> [Your task]
Pull out every line with the word "Administrators".

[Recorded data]
**********

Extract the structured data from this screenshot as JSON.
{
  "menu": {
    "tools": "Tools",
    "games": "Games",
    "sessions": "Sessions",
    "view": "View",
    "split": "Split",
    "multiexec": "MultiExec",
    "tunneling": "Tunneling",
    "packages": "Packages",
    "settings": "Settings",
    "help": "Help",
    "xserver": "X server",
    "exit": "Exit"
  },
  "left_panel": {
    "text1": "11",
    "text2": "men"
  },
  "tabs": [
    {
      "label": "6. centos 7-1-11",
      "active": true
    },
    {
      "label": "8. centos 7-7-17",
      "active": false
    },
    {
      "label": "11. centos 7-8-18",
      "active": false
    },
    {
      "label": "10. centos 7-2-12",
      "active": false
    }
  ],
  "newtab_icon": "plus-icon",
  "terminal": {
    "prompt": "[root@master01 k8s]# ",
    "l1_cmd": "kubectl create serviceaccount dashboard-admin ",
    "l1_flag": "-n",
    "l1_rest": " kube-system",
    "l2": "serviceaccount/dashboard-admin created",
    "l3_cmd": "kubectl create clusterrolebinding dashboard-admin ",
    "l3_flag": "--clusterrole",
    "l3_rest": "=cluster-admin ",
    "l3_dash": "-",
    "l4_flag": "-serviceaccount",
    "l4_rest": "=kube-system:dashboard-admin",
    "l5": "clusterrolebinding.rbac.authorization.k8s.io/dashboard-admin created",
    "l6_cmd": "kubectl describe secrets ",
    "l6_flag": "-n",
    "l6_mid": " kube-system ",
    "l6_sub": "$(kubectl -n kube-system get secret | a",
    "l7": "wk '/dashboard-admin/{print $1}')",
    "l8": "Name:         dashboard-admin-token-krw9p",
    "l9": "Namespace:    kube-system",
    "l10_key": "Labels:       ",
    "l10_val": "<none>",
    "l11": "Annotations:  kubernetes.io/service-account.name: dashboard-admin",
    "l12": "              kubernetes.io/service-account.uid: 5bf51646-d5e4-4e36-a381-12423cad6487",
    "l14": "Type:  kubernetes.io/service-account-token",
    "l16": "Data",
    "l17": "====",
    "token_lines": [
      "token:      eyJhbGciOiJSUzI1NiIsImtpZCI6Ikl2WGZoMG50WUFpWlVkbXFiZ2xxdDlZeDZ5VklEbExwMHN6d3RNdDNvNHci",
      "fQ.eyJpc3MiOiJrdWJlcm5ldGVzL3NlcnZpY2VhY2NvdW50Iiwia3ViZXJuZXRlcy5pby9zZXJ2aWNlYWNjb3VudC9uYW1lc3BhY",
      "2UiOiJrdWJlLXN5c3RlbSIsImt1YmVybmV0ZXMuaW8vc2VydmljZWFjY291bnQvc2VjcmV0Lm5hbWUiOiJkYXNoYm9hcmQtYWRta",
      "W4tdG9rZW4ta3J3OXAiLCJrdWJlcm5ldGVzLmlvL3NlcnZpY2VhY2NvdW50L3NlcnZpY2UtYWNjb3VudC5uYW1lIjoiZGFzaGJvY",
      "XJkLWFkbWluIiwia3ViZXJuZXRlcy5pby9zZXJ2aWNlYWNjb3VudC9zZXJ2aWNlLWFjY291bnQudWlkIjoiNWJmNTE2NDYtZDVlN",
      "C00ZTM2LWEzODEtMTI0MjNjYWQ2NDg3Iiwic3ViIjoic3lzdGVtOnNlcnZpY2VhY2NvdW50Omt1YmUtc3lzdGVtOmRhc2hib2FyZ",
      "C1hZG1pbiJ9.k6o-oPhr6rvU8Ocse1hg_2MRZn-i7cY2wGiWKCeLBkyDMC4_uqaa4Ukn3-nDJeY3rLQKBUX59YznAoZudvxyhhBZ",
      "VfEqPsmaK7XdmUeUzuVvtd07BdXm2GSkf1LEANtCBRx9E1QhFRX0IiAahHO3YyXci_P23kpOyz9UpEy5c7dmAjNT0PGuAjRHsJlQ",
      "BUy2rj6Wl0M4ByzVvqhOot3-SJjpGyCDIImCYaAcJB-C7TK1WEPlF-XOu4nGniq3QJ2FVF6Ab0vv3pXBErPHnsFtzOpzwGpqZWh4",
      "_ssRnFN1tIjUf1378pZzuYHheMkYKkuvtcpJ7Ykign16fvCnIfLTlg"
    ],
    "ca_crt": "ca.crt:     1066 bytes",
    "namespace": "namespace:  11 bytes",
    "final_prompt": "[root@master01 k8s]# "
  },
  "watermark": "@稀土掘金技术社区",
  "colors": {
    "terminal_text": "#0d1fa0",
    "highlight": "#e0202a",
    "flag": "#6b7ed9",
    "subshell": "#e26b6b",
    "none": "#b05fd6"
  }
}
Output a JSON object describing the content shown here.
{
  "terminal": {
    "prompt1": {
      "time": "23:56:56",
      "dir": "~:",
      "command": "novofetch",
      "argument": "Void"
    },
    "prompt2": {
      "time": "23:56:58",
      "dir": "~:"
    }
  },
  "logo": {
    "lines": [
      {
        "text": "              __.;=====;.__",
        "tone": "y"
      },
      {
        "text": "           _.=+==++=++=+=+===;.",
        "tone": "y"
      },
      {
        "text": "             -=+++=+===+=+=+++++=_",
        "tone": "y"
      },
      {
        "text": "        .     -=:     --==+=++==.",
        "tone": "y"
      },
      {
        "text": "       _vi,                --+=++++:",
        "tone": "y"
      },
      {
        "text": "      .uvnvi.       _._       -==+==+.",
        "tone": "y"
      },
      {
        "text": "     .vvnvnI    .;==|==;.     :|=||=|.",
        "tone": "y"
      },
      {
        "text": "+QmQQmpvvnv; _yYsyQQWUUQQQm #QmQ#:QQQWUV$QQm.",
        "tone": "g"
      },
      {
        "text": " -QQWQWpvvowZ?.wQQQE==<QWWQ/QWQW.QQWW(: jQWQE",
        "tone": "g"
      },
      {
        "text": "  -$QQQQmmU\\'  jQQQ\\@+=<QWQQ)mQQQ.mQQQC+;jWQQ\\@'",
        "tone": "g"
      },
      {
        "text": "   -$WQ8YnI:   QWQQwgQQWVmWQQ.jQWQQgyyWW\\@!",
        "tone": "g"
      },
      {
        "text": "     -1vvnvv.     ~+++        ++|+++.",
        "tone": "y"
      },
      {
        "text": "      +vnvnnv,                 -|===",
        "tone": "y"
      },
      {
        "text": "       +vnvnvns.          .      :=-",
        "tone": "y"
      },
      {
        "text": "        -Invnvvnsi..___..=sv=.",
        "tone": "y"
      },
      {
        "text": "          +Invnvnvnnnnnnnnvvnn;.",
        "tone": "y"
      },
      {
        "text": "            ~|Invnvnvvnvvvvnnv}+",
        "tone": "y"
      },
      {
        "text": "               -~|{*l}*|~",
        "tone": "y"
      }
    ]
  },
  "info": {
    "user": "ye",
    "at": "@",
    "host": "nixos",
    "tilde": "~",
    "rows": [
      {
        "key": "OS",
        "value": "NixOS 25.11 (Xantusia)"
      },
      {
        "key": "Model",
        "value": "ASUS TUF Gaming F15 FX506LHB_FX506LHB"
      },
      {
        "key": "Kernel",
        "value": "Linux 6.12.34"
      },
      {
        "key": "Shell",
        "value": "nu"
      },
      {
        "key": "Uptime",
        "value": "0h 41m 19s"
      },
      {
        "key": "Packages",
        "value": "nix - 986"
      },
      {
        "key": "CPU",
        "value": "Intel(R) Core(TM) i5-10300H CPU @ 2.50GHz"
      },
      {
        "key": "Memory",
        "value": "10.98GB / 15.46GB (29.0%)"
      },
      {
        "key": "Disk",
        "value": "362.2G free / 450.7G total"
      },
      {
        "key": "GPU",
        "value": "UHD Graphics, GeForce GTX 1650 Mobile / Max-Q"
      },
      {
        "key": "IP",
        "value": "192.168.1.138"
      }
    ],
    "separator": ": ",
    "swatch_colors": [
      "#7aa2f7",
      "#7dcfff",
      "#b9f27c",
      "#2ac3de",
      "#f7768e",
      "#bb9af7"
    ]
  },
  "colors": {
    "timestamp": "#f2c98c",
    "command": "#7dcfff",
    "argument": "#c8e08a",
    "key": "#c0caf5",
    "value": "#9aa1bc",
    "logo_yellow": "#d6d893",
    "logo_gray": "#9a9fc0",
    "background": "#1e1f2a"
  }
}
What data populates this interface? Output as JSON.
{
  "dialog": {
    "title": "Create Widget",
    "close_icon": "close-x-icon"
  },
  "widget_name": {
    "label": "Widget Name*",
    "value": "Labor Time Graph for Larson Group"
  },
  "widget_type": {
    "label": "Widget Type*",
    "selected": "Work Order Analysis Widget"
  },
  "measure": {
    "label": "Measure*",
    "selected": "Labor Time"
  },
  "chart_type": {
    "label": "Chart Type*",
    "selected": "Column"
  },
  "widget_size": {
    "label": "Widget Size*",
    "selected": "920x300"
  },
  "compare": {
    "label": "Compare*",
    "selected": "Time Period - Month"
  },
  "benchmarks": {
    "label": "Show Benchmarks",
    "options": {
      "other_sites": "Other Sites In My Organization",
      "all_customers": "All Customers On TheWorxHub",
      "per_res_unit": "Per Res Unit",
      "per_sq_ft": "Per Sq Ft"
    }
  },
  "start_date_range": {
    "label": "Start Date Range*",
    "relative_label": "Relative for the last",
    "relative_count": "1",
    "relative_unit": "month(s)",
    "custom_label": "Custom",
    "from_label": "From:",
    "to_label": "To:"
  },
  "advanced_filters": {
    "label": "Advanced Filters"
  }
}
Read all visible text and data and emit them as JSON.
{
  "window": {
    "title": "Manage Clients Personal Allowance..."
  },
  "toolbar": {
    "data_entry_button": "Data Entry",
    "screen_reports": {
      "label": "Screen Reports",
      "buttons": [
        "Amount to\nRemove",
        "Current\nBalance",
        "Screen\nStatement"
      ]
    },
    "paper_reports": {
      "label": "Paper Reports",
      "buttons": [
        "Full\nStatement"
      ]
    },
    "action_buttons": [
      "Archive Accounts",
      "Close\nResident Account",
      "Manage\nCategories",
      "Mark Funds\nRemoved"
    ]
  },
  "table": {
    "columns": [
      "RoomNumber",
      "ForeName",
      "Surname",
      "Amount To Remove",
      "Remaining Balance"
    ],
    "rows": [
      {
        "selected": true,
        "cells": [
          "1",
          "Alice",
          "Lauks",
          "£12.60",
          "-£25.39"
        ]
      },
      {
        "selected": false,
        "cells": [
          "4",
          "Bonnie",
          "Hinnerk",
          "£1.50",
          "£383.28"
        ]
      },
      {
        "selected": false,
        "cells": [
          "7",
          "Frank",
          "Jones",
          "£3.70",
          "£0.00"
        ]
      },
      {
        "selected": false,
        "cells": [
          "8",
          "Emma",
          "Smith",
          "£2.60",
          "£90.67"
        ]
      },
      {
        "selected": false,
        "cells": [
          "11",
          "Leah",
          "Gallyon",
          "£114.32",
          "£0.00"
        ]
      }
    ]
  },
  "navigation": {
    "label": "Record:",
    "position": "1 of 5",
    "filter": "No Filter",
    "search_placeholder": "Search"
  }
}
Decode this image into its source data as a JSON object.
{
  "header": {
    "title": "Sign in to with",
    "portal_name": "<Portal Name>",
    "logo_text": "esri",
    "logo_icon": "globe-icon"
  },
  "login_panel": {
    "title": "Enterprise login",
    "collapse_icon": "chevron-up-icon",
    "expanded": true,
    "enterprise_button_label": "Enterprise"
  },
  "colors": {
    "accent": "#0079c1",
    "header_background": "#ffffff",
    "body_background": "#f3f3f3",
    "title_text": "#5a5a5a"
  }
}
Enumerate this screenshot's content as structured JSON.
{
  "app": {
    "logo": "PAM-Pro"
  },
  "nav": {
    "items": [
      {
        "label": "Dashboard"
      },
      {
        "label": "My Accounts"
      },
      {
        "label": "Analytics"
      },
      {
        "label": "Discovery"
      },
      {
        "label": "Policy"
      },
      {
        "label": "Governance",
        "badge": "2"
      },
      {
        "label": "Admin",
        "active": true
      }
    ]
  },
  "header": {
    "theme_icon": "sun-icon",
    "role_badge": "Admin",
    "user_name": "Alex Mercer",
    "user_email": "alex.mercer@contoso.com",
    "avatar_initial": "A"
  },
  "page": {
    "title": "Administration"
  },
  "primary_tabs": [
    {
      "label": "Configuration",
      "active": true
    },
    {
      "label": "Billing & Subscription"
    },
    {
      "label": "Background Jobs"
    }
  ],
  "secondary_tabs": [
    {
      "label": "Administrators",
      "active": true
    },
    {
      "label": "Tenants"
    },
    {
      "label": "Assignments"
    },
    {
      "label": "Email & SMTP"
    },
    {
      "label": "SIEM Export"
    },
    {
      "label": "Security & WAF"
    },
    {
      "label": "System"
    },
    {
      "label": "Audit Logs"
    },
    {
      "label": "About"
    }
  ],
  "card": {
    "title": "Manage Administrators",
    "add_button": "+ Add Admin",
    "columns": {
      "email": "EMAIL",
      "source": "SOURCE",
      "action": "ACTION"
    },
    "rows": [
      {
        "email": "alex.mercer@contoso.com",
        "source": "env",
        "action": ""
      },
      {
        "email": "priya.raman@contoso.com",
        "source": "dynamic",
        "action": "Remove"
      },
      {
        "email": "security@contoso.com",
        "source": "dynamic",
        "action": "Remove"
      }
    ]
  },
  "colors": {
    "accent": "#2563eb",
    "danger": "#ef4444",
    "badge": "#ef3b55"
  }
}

**********

> [Correct output]
      "label": "Administrators",
    "title": "Manage Administrators",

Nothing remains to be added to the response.